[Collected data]
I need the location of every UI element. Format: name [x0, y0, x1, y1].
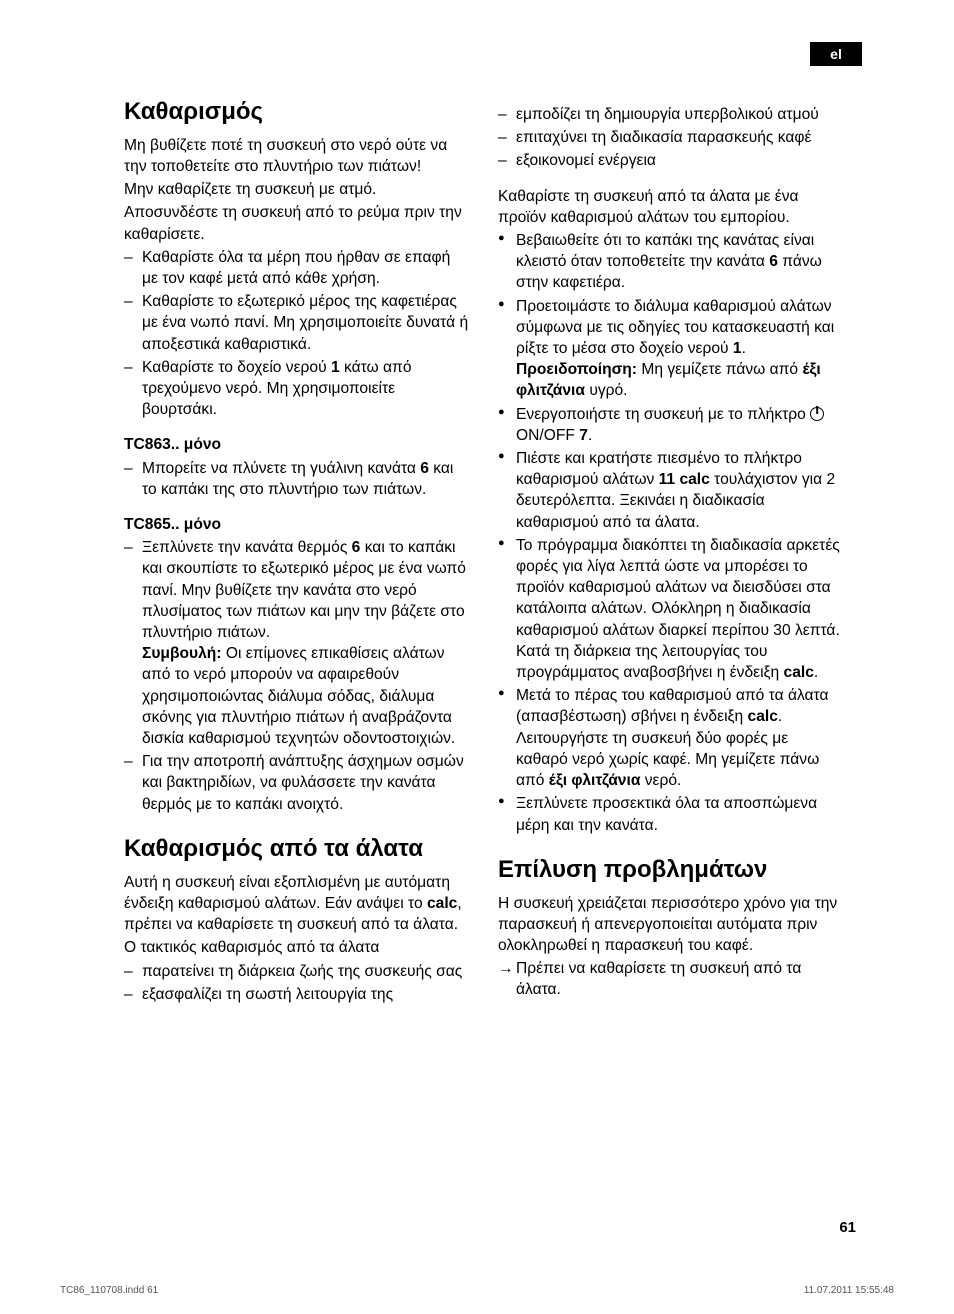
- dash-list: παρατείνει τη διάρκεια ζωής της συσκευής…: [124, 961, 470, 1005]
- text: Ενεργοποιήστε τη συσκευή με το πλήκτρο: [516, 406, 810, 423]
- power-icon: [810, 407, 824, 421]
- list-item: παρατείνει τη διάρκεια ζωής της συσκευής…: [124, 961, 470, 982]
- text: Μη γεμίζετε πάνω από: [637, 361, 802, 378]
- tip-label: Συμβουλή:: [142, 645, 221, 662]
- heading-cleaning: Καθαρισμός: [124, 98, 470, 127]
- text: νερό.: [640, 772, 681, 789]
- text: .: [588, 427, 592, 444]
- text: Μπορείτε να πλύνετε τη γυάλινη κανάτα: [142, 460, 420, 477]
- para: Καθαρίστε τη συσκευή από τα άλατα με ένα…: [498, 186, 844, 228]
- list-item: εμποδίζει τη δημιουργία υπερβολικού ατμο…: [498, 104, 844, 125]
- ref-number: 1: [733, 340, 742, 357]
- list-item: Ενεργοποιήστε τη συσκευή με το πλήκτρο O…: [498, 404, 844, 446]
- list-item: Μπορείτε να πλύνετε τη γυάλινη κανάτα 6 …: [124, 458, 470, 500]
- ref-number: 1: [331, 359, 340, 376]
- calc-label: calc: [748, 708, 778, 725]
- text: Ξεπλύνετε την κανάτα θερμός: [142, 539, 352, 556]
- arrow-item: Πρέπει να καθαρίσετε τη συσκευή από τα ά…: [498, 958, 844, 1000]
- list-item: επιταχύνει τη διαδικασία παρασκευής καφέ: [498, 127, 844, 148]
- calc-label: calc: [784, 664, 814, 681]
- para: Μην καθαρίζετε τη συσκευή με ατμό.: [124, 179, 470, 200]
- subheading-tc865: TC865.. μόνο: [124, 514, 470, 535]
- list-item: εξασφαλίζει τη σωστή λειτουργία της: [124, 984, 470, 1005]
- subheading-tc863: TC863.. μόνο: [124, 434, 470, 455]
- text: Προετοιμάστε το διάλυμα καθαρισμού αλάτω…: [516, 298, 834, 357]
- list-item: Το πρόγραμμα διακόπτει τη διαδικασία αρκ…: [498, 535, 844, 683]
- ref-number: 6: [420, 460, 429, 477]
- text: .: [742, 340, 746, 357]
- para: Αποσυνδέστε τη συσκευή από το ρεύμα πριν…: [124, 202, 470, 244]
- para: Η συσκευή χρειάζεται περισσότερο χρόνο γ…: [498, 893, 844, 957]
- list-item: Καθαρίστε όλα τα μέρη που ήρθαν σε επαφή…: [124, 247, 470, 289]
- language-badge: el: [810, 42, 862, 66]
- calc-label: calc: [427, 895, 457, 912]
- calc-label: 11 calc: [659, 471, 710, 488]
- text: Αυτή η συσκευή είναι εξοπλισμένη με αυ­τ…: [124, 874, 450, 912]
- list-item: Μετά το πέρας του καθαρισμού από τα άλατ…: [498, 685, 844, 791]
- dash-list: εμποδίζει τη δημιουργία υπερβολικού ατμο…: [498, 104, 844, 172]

→ What is asked:
Reproduce every line of the entries above word for word, leaving out the pictures.

→ Result for this task:
I need the location of every UI element. Format: name [x0, y0, x1, y1].
- dash-list: παρατείνει τη διάρκεια ζωής της συσκευής…: [124, 961, 470, 1005]
- text: Ενεργοποιήστε τη συσκευή με το πλήκτρο: [516, 406, 810, 423]
- power-icon: [810, 407, 824, 421]
- list-item: παρατείνει τη διάρκεια ζωής της συσκευής…: [124, 961, 470, 982]
- text: Μη γεμίζετε πάνω από: [637, 361, 802, 378]
- tip-label: Συμβουλή:: [142, 645, 221, 662]
- heading-cleaning: Καθαρισμός: [124, 98, 470, 127]
- text: νερό.: [640, 772, 681, 789]
- text: .: [588, 427, 592, 444]
- text: Μπορείτε να πλύνετε τη γυάλινη κανάτα: [142, 460, 420, 477]
- para: Καθαρίστε τη συσκευή από τα άλατα με ένα…: [498, 186, 844, 228]
- list-item: εμποδίζει τη δημιουργία υπερβολικού ατμο…: [498, 104, 844, 125]
- ref-number: 1: [733, 340, 742, 357]
- list-item: Ενεργοποιήστε τη συσκευή με το πλήκτρο O…: [498, 404, 844, 446]
- list-item: Μπορείτε να πλύνετε τη γυάλινη κανάτα 6 …: [124, 458, 470, 500]
- ref-number: 1: [331, 359, 340, 376]
- calc-label: calc: [748, 708, 778, 725]
- text: Ξεπλύνετε την κανάτα θερμός: [142, 539, 352, 556]
- arrow-item: Πρέπει να καθαρίσετε τη συσκευή από τα ά…: [498, 958, 844, 1000]
- list-item: επιταχύνει τη διαδικασία παρασκευής καφέ: [498, 127, 844, 148]
- calc-label: calc: [784, 664, 814, 681]
- para: Μην καθαρίζετε τη συσκευή με ατμό.: [124, 179, 470, 200]
- subheading-tc865: TC865.. μόνο: [124, 514, 470, 535]
- list-item: εξασφαλίζει τη σωστή λειτουργία της: [124, 984, 470, 1005]
- subheading-tc863: TC863.. μόνο: [124, 434, 470, 455]
- text: Προετοιμάστε το διάλυμα καθαρισμού αλάτω…: [516, 298, 834, 357]
- list-item: Το πρόγραμμα διακόπτει τη διαδικασία αρκ…: [498, 535, 844, 683]
- ref-number: 6: [420, 460, 429, 477]
- text: .: [742, 340, 746, 357]
- para: Αποσυνδέστε τη συσκευή από το ρεύμα πριν…: [124, 202, 470, 244]
- para: Η συσκευή χρειάζεται περισσότερο χρόνο γ…: [498, 893, 844, 957]
- list-item: Καθαρίστε όλα τα μέρη που ήρθαν σε επαφή…: [124, 247, 470, 289]
- language-badge: el: [810, 42, 862, 66]
- calc-label: calc: [427, 895, 457, 912]
- calc-label: 11 calc: [659, 471, 710, 488]
- text: Αυτή η συσκευή είναι εξοπλισμένη με αυ­τ…: [124, 874, 450, 912]
- list-item: Μετά το πέρας του καθαρισμού από τα άλατ…: [498, 685, 844, 791]
- dash-list: εμποδίζει τη δημιουργία υπερβολικού ατμο…: [498, 104, 844, 172]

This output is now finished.